What you have to do:
Find every line containing the word "icon" and report the count, nothing more.

Information provided:
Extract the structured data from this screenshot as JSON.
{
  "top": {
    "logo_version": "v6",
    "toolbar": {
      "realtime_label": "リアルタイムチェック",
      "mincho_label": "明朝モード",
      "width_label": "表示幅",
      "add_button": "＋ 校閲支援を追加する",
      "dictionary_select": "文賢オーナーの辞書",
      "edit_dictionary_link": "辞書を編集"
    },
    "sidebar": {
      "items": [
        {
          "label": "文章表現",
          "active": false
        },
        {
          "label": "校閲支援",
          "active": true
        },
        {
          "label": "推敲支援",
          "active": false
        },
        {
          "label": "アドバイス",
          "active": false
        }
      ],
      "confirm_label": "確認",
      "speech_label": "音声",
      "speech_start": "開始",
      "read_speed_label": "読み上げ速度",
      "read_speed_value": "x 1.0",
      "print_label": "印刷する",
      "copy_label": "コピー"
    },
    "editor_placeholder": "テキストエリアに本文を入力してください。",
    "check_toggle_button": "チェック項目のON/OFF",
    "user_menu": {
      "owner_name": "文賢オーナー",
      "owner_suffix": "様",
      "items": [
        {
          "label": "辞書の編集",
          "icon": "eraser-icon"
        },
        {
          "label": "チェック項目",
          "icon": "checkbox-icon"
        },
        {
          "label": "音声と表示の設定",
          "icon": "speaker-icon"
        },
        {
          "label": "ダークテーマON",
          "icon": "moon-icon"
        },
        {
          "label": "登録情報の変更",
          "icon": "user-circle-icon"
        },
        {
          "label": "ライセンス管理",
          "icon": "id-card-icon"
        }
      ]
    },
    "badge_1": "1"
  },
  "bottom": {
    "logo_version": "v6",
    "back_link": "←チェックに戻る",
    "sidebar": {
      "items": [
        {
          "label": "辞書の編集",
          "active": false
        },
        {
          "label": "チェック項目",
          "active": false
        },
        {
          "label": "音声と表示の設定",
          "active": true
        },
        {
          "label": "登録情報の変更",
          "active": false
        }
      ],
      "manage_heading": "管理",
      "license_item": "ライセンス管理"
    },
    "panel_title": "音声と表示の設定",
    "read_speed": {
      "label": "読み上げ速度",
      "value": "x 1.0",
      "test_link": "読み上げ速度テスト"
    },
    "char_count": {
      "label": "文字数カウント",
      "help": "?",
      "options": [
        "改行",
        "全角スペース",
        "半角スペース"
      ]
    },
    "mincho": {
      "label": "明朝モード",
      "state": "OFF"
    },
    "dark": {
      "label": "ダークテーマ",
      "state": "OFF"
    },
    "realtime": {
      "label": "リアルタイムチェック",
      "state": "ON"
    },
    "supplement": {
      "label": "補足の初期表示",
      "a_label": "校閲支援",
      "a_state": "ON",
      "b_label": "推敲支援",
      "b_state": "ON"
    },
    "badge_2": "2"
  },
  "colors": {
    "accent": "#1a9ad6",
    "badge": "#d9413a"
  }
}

Solution:
6